Identify the lines that contain the string "Kofferraum", then copy each of them.

--

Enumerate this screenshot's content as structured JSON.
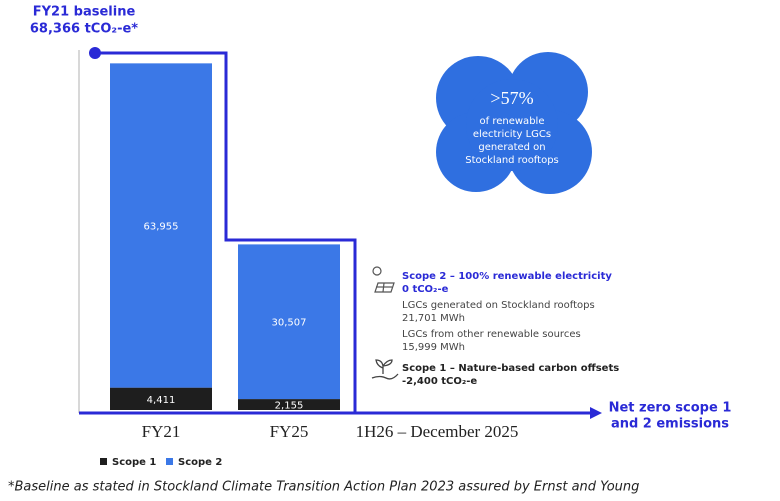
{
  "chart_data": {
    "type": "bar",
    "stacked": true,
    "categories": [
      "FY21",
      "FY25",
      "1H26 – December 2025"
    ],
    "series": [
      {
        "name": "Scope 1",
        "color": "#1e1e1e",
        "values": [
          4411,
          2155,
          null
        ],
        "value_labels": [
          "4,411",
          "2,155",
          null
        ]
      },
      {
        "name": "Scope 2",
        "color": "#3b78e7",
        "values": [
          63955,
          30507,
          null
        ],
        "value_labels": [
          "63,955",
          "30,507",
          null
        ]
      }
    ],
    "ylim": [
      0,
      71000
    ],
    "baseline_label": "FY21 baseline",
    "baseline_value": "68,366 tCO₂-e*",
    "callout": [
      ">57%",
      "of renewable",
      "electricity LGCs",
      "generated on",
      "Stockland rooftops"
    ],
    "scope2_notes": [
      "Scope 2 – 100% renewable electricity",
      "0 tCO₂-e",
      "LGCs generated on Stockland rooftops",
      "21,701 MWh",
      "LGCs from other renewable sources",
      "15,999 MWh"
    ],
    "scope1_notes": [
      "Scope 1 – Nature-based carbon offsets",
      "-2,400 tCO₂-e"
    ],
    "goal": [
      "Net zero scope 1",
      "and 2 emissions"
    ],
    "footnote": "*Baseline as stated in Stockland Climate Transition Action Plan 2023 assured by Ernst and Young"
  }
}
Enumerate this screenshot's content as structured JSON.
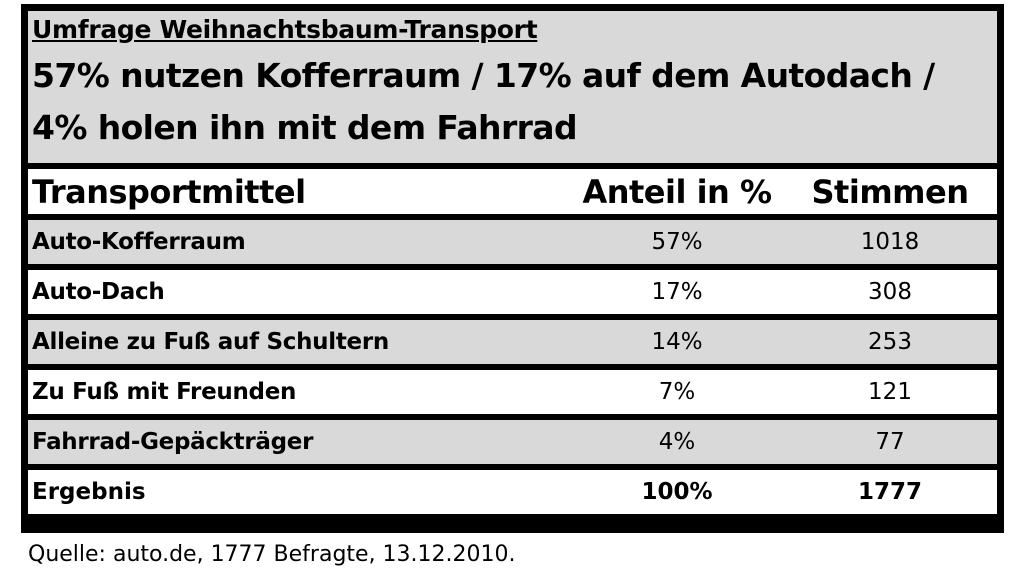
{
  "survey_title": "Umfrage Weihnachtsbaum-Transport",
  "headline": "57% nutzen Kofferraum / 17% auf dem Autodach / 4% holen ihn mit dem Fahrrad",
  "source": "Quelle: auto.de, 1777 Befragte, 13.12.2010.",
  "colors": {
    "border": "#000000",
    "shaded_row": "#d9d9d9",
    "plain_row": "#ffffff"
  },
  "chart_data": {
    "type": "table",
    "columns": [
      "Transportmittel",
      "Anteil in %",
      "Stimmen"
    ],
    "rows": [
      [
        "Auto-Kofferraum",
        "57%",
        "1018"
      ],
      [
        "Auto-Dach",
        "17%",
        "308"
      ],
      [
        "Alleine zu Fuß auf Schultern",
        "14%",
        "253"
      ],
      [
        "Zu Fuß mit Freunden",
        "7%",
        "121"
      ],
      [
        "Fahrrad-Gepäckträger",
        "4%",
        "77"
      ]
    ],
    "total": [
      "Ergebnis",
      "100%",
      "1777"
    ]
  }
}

--

▶ **EXERCISE SOLUTION**:
  "headline": "57% nutzen Kofferraum / 17% auf dem Autodach / 4% holen ihn mit dem Fahrrad",
        "Auto-Kofferraum",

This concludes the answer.